— Begin Input records —
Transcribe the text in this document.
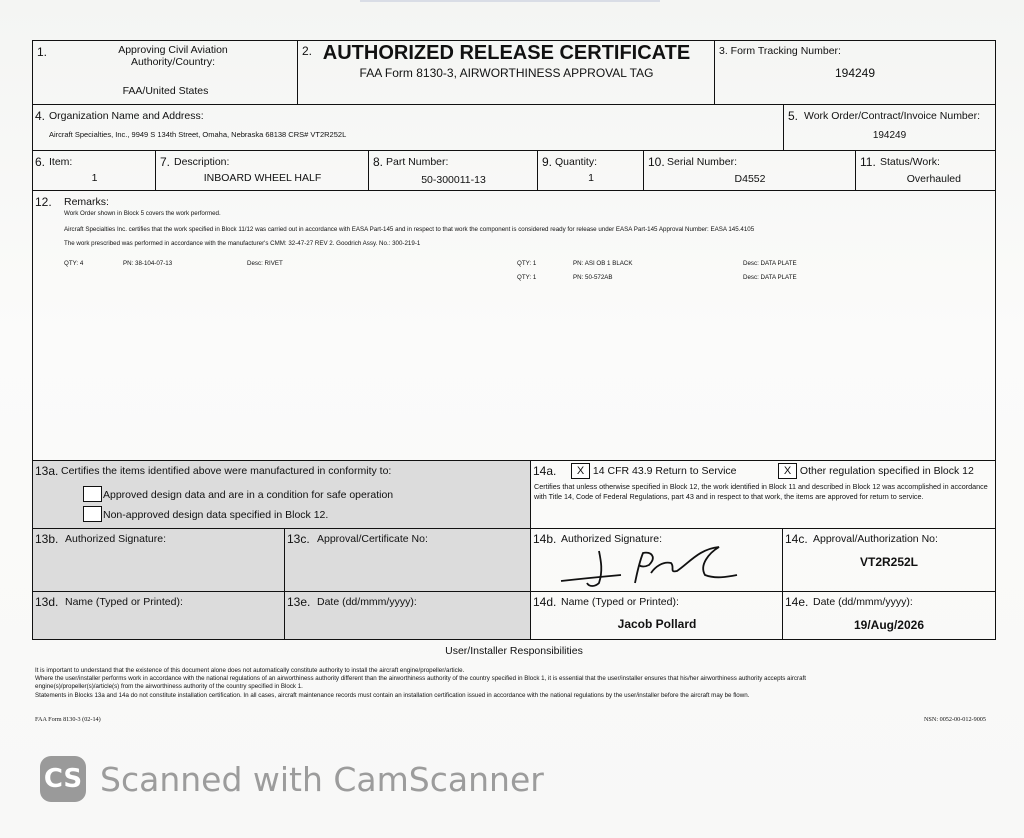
1.	Approving Civil Aviation Authority/Country:
FAA/United States
2. AUTHORIZED RELEASE CERTIFICATE
FAA Form 8130-3, AIRWORTHINESS APPROVAL TAG
3. Form Tracking Number:
194249
4. Organization Name and Address:
Aircraft Specialties, Inc., 9949 S 134th Street, Omaha, Nebraska 68138 CRS# VT2R252L
5. Work Order/Contract/Invoice Number:
194249
6. Item:
1
7. Description:
INBOARD WHEEL HALF
8. Part Number:
50-300011-13
9. Quantity:
1
10. Serial Number:
D4552
11. Status/Work:
Overhauled
12. Remarks:
Work Order shown in Block 5 covers the work performed.
Aircraft Specialties Inc. certifies that the work specified in Block 11/12 was carried out in accordance with EASA Part-145 and in respect to that work the component is considered ready for release under EASA Part-145 Approval Number: EASA 145.4105
The work prescribed was performed in accordance with the manufacturer's CMM: 32-47-27 REV 2. Goodrich Assy. No.: 300-219-1
QTY: 4	PN: 38-104-07-13	Desc: RIVET	QTY: 1	PN: ASI OB 1 BLACK	Desc: DATA PLATE
QTY: 1	PN: 50-572AB	Desc: DATA PLATE
13a. Certifies the items identified above were manufactured in conformity to:
Approved design data and are in a condition for safe operation
Non-approved design data specified in Block 12.
14a.	X 14 CFR 43.9 Return to Service	X Other regulation specified in Block 12
Certifies that unless otherwise specified in Block 12, the work identified in Block 11 and described in Block 12 was accomplished in accordance with Title 14, Code of Federal Regulations, part 43 and in respect to that work, the items are approved for return to service.
13b. Authorized Signature:	13c. Approval/Certificate No:	14b. Authorized Signature:	14c. Approval/Authorization No:
VT2R252L
13d. Name (Typed or Printed):	13e. Date (dd/mmm/yyyy):	14d. Name (Typed or Printed):
Jacob Pollard
14e. Date (dd/mmm/yyyy):
19/Aug/2026
User/Installer Responsibilities
It is important to understand that the existence of this document alone does not automatically constitute authority to install the aircraft engine/propeller/article.
Where the user/installer performs work in accordance with the national regulations of an airworthiness authority different than the airworthiness authority of the country specified in Block 1, it is essential that the user/installer ensures that his/her airworthiness authority accepts aircraft
engine(s)/propeller(s)/article(s) from the airworthiness authority of the country specified in Block 1.
Statements in Blocks 13a and 14a do not constitute installation certification. In all cases, aircraft maintenance records must contain an installation certification issued in accordance with the national regulations by the user/installer before the aircraft may be flown.
FAA Form 8130-3 (02-14)	NSN: 0052-00-012-9005
CS Scanned with CamScanner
— End Input records —
▶ **Required work**
Reproduce the entries above exactly. Do not include the images.

▶ **Response to this task**
Transcribe the text in this document.
1.	Approving Civil Aviation Authority/Country:
FAA/United States
2. AUTHORIZED RELEASE CERTIFICATE
FAA Form 8130-3, AIRWORTHINESS APPROVAL TAG
3. Form Tracking Number:
194249
4. Organization Name and Address:
Aircraft Specialties, Inc., 9949 S 134th Street, Omaha, Nebraska 68138 CRS# VT2R252L
5. Work Order/Contract/Invoice Number:
194249
6. Item:
1
7. Description:
INBOARD WHEEL HALF
8. Part Number:
50-300011-13
9. Quantity:
1
10. Serial Number:
D4552
11. Status/Work:
Overhauled
12. Remarks:
Work Order shown in Block 5 covers the work performed.
Aircraft Specialties Inc. certifies that the work specified in Block 11/12 was carried out in accordance with EASA Part-145 and in respect to that work the component is considered ready for release under EASA Part-145 Approval Number: EASA 145.4105
The work prescribed was performed in accordance with the manufacturer's CMM: 32-47-27 REV 2. Goodrich Assy. No.: 300-219-1
QTY: 4	PN: 38-104-07-13	Desc: RIVET	QTY: 1	PN: ASI OB 1 BLACK	Desc: DATA PLATE
QTY: 1	PN: 50-572AB	Desc: DATA PLATE
13a. Certifies the items identified above were manufactured in conformity to:
Approved design data and are in a condition for safe operation
Non-approved design data specified in Block 12.
14a.	X 14 CFR 43.9 Return to Service	X Other regulation specified in Block 12
Certifies that unless otherwise specified in Block 12, the work identified in Block 11 and described in Block 12 was accomplished in accordance with Title 14, Code of Federal Regulations, part 43 and in respect to that work, the items are approved for return to service.
13b. Authorized Signature:	13c. Approval/Certificate No:	14b. Authorized Signature:	14c. Approval/Authorization No:
VT2R252L
13d. Name (Typed or Printed):	13e. Date (dd/mmm/yyyy):	14d. Name (Typed or Printed):
Jacob Pollard
14e. Date (dd/mmm/yyyy):
19/Aug/2026
User/Installer Responsibilities
It is important to understand that the existence of this document alone does not automatically constitute authority to install the aircraft engine/propeller/article.
Where the user/installer performs work in accordance with the national regulations of an airworthiness authority different than the airworthiness authority of the country specified in Block 1, it is essential that the user/installer ensures that his/her airworthiness authority accepts aircraft
engine(s)/propeller(s)/article(s) from the airworthiness authority of the country specified in Block 1.
Statements in Blocks 13a and 14a do not constitute installation certification. In all cases, aircraft maintenance records must contain an installation certification issued in accordance with the national regulations by the user/installer before the aircraft may be flown.
FAA Form 8130-3 (02-14)	NSN: 0052-00-012-9005
CS Scanned with CamScanner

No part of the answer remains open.